___ Input data

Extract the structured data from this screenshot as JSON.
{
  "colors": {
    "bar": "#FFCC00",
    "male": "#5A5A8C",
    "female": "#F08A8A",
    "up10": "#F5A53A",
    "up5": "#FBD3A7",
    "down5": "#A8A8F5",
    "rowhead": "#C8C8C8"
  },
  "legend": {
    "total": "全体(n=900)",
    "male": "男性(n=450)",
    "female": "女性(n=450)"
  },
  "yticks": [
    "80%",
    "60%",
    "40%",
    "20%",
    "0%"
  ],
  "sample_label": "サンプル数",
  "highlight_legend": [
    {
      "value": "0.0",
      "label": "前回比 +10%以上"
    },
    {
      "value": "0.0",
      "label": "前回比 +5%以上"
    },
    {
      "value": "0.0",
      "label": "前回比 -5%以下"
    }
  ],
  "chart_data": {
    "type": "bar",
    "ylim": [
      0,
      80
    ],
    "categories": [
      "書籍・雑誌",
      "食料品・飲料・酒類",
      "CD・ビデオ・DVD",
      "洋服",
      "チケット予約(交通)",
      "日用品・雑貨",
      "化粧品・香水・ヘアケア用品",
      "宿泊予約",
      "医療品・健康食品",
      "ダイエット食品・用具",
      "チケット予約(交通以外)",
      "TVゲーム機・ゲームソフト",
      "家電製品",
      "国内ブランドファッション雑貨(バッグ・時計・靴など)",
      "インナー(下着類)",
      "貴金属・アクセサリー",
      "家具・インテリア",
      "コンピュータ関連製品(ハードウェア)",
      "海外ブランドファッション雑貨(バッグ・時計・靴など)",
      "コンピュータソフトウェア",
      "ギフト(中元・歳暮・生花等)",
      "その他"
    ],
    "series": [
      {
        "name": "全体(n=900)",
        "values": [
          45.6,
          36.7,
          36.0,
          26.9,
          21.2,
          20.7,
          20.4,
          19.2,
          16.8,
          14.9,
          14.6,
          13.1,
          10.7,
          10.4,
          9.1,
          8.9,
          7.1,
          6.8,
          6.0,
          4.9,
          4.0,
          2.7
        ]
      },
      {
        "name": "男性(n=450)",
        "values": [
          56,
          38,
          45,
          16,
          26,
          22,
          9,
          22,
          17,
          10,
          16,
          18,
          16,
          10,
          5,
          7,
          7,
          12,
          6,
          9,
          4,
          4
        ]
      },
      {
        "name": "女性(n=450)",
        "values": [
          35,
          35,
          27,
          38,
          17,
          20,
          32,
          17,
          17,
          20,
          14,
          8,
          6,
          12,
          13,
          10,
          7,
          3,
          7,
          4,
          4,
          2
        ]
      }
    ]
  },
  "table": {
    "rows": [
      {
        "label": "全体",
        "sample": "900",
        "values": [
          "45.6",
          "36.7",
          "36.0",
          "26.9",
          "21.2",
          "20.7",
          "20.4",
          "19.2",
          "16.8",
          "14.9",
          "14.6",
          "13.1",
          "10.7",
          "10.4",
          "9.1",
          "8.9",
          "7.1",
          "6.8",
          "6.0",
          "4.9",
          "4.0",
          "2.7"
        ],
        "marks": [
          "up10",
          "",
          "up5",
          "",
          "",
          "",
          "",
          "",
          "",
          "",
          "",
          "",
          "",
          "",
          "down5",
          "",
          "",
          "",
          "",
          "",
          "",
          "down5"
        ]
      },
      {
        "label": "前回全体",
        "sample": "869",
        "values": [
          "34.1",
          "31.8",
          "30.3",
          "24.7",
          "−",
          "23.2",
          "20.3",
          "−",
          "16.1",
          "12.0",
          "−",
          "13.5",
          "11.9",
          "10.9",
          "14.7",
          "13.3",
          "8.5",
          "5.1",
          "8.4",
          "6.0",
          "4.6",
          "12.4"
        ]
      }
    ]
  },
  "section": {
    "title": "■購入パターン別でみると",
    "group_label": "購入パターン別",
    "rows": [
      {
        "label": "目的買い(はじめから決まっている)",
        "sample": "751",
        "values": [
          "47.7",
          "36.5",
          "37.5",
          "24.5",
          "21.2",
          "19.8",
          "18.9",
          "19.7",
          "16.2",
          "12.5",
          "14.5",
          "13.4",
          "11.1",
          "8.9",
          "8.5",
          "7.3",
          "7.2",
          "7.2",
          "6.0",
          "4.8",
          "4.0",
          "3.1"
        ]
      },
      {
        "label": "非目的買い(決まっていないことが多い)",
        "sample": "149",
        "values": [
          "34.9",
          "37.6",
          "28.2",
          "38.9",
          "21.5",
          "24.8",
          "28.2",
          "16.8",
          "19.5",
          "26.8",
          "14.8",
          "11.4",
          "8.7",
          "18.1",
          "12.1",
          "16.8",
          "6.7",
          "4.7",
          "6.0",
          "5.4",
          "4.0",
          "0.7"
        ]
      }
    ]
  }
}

______

### Work to do
Return every line of the material exactly.

### Correct answer
Extract the structured data from this screenshot as JSON.
{
  "colors": {
    "bar": "#FFCC00",
    "male": "#5A5A8C",
    "female": "#F08A8A",
    "up10": "#F5A53A",
    "up5": "#FBD3A7",
    "down5": "#A8A8F5",
    "rowhead": "#C8C8C8"
  },
  "legend": {
    "total": "全体(n=900)",
    "male": "男性(n=450)",
    "female": "女性(n=450)"
  },
  "yticks": [
    "80%",
    "60%",
    "40%",
    "20%",
    "0%"
  ],
  "sample_label": "サンプル数",
  "highlight_legend": [
    {
      "value": "0.0",
      "label": "前回比 +10%以上"
    },
    {
      "value": "0.0",
      "label": "前回比 +5%以上"
    },
    {
      "value": "0.0",
      "label": "前回比 -5%以下"
    }
  ],
  "chart_data": {
    "type": "bar",
    "ylim": [
      0,
      80
    ],
    "categories": [
      "書籍・雑誌",
      "食料品・飲料・酒類",
      "CD・ビデオ・DVD",
      "洋服",
      "チケット予約(交通)",
      "日用品・雑貨",
      "化粧品・香水・ヘアケア用品",
      "宿泊予約",
      "医療品・健康食品",
      "ダイエット食品・用具",
      "チケット予約(交通以外)",
      "TVゲーム機・ゲームソフト",
      "家電製品",
      "国内ブランドファッション雑貨(バッグ・時計・靴など)",
      "インナー(下着類)",
      "貴金属・アクセサリー",
      "家具・インテリア",
      "コンピュータ関連製品(ハードウェア)",
      "海外ブランドファッション雑貨(バッグ・時計・靴など)",
      "コンピュータソフトウェア",
      "ギフト(中元・歳暮・生花等)",
      "その他"
    ],
    "series": [
      {
        "name": "全体(n=900)",
        "values": [
          45.6,
          36.7,
          36.0,
          26.9,
          21.2,
          20.7,
          20.4,
          19.2,
          16.8,
          14.9,
          14.6,
          13.1,
          10.7,
          10.4,
          9.1,
          8.9,
          7.1,
          6.8,
          6.0,
          4.9,
          4.0,
          2.7
        ]
      },
      {
        "name": "男性(n=450)",
        "values": [
          56,
          38,
          45,
          16,
          26,
          22,
          9,
          22,
          17,
          10,
          16,
          18,
          16,
          10,
          5,
          7,
          7,
          12,
          6,
          9,
          4,
          4
        ]
      },
      {
        "name": "女性(n=450)",
        "values": [
          35,
          35,
          27,
          38,
          17,
          20,
          32,
          17,
          17,
          20,
          14,
          8,
          6,
          12,
          13,
          10,
          7,
          3,
          7,
          4,
          4,
          2
        ]
      }
    ]
  },
  "table": {
    "rows": [
      {
        "label": "全体",
        "sample": "900",
        "values": [
          "45.6",
          "36.7",
          "36.0",
          "26.9",
          "21.2",
          "20.7",
          "20.4",
          "19.2",
          "16.8",
          "14.9",
          "14.6",
          "13.1",
          "10.7",
          "10.4",
          "9.1",
          "8.9",
          "7.1",
          "6.8",
          "6.0",
          "4.9",
          "4.0",
          "2.7"
        ],
        "marks": [
          "up10",
          "",
          "up5",
          "",
          "",
          "",
          "",
          "",
          "",
          "",
          "",
          "",
          "",
          "",
          "down5",
          "",
          "",
          "",
          "",
          "",
          "",
          "down5"
        ]
      },
      {
        "label": "前回全体",
        "sample": "869",
        "values": [
          "34.1",
          "31.8",
          "30.3",
          "24.7",
          "−",
          "23.2",
          "20.3",
          "−",
          "16.1",
          "12.0",
          "−",
          "13.5",
          "11.9",
          "10.9",
          "14.7",
          "13.3",
          "8.5",
          "5.1",
          "8.4",
          "6.0",
          "4.6",
          "12.4"
        ]
      }
    ]
  },
  "section": {
    "title": "■購入パターン別でみると",
    "group_label": "購入パターン別",
    "rows": [
      {
        "label": "目的買い(はじめから決まっている)",
        "sample": "751",
        "values": [
          "47.7",
          "36.5",
          "37.5",
          "24.5",
          "21.2",
          "19.8",
          "18.9",
          "19.7",
          "16.2",
          "12.5",
          "14.5",
          "13.4",
          "11.1",
          "8.9",
          "8.5",
          "7.3",
          "7.2",
          "7.2",
          "6.0",
          "4.8",
          "4.0",
          "3.1"
        ]
      },
      {
        "label": "非目的買い(決まっていないことが多い)",
        "sample": "149",
        "values": [
          "34.9",
          "37.6",
          "28.2",
          "38.9",
          "21.5",
          "24.8",
          "28.2",
          "16.8",
          "19.5",
          "26.8",
          "14.8",
          "11.4",
          "8.7",
          "18.1",
          "12.1",
          "16.8",
          "6.7",
          "4.7",
          "6.0",
          "5.4",
          "4.0",
          "0.7"
        ]
      }
    ]
  }
}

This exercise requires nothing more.